* Stored rows
★ ★ ★
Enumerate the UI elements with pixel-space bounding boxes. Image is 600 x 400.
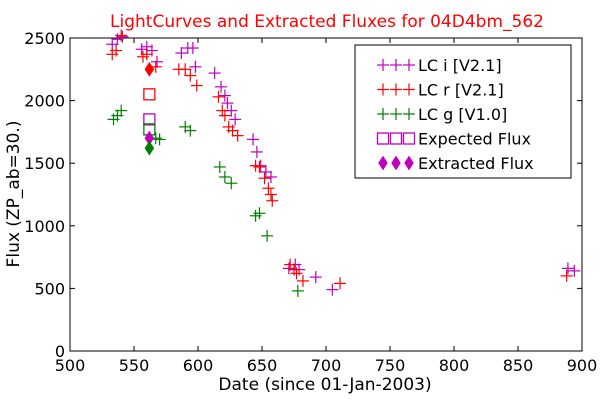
★ ★ ★
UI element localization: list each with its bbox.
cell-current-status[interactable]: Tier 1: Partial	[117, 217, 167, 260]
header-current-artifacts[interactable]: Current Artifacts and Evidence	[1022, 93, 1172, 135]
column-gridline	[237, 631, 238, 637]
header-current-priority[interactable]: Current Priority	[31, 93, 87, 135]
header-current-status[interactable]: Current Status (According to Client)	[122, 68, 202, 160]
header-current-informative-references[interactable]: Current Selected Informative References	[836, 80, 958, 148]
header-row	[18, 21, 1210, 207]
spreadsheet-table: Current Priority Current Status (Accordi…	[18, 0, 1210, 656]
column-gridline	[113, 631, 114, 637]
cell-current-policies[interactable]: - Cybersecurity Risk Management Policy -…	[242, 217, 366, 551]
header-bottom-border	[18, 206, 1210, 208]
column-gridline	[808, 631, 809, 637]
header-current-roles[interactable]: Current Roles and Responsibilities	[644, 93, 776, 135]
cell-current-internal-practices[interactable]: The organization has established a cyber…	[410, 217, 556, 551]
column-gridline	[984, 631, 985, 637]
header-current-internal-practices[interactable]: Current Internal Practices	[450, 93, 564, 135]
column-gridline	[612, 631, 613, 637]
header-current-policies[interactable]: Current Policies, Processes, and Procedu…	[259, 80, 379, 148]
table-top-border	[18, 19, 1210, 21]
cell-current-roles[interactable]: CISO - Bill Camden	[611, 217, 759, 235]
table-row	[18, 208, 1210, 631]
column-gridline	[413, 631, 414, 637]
★ ★ ★
State how many lines of the material above contain the string "column". Give only the number.

6